> [Exercise goal] Return each line holding the string "空间利用率".

** START Records shown **

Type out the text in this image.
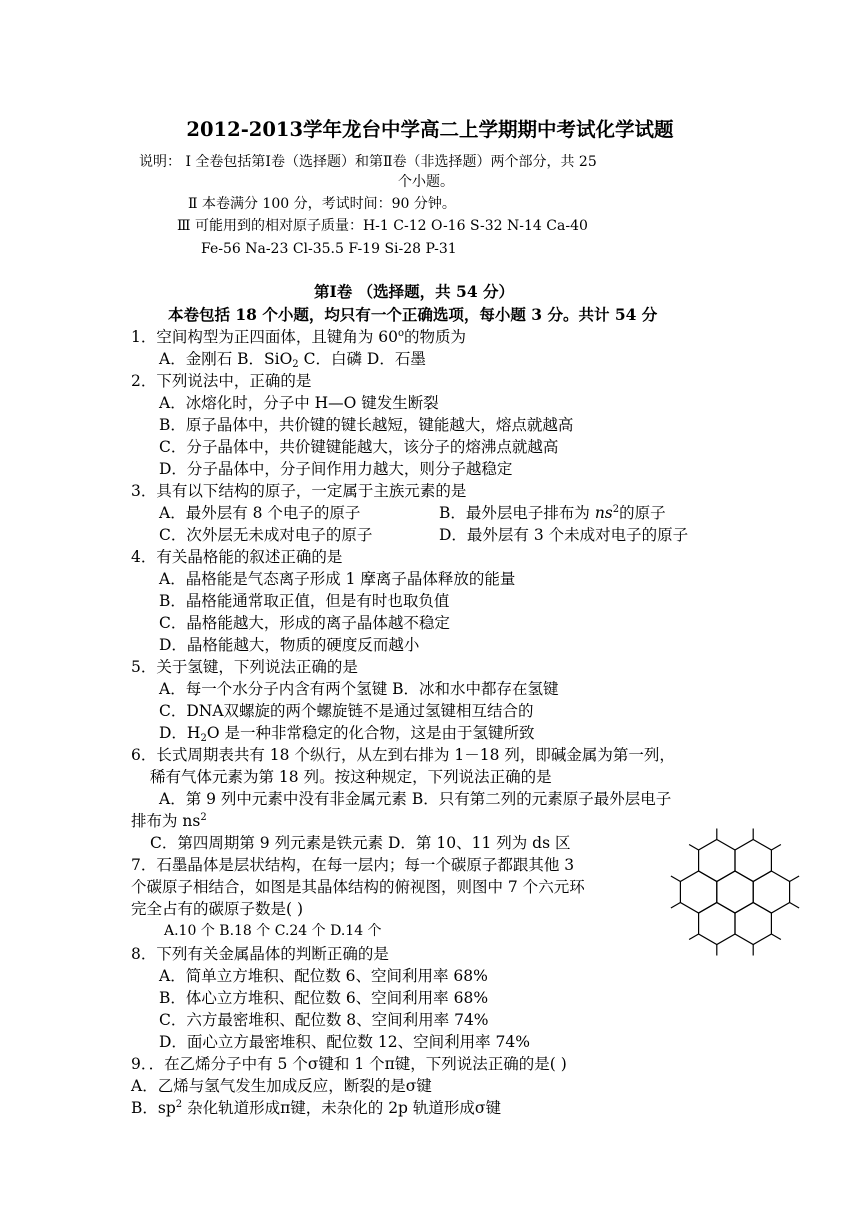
2012-2013学年龙台中学高二上学期期中考试化学试题
说明： Ⅰ 全卷包括第Ⅰ卷（选择题）和第Ⅱ卷（非选择题）两个部分，共 25
个小题。
Ⅱ 本卷满分 100 分，考试时间：90 分钟。
Ⅲ 可能用到的相对原子质量：H-1 C-12 O-16 S-32 N-14 Ca-40
Fe-56 Na-23 Cl-35.5 F-19 Si-28 P-31
第Ⅰ卷 （选择题，共 54 分）
本卷包括 18 个小题，均只有一个正确选项，每小题 3 分。共计 54 分
1．空间构型为正四面体，且键角为 60$^o$的物质为
A．金刚石 B．SiO$_2$ C．白磷 D．石墨
2．下列说法中，正确的是
A．冰熔化时，分子中 H—O 键发生断裂
B．原子晶体中，共价键的键长越短，键能越大，熔点就越高
C．分子晶体中，共价键键能越大，该分子的熔沸点就越高
D．分子晶体中，分子间作用力越大，则分子越稳定
3．具有以下结构的原子，一定属于主族元素的是
A．最外层有 8 个电子的原子	B．最外层电子排布为 $ns^2$的原子
C．次外层无未成对电子的原子	D．最外层有 3 个未成对电子的原子
4．有关晶格能的叙述正确的是
A．晶格能是气态离子形成 1 摩离子晶体释放的能量
B．晶格能通常取正值，但是有时也取负值
C．晶格能越大，形成的离子晶体越不稳定
D．晶格能越大，物质的硬度反而越小
5．关于氢键，下列说法正确的是
A．每一个水分子内含有两个氢键 B．冰和水中都存在氢键
C．DNA双螺旋的两个螺旋链不是通过氢键相互结合的
D．$H_2O$ 是一种非常稳定的化合物，这是由于氢键所致
6．长式周期表共有 18 个纵行，从左到右排为 1－18 列，即碱金属为第一列，
稀有气体元素为第 18 列。按这种规定，下列说法正确的是
A．第 9 列中元素中没有非金属元素 B．只有第二列的元素原子最外层电子
排布为 $ns^2$
C．第四周期第 9 列元素是铁元素 D．第 10、11 列为 ds 区
7．石墨晶体是层状结构，在每一层内；每一个碳原子都跟其他 3
个碳原子相结合，如图是其晶体结构的俯视图，则图中 7 个六元环
完全占有的碳原子数是( )
A.10 个 B.18 个 C.24 个 D.14 个
8．下列有关金属晶体的判断正确的是
A．简单立方堆积、配位数 6、空间利用率 68%
B．体心立方堆积、配位数 6、空间利用率 68%
C．六方最密堆积、配位数 8、空间利用率 74%
D．面心立方最密堆积、配位数 12、空间利用率 74%
9．．在乙烯分子中有 5 个σ键和 1 个π键，下列说法正确的是( )
A．乙烯与氢气发生加成反应，断裂的是σ键
B．$sp^2$ 杂化轨道形成π键，未杂化的 2p 轨道形成σ键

** END Records shown **

> [Finished answer]
A．简单立方堆积、配位数 6、空间利用率 68%
B．体心立方堆积、配位数 6、空间利用率 68%
C．六方最密堆积、配位数 8、空间利用率 74%
D．面心立方最密堆积、配位数 12、空间利用率 74%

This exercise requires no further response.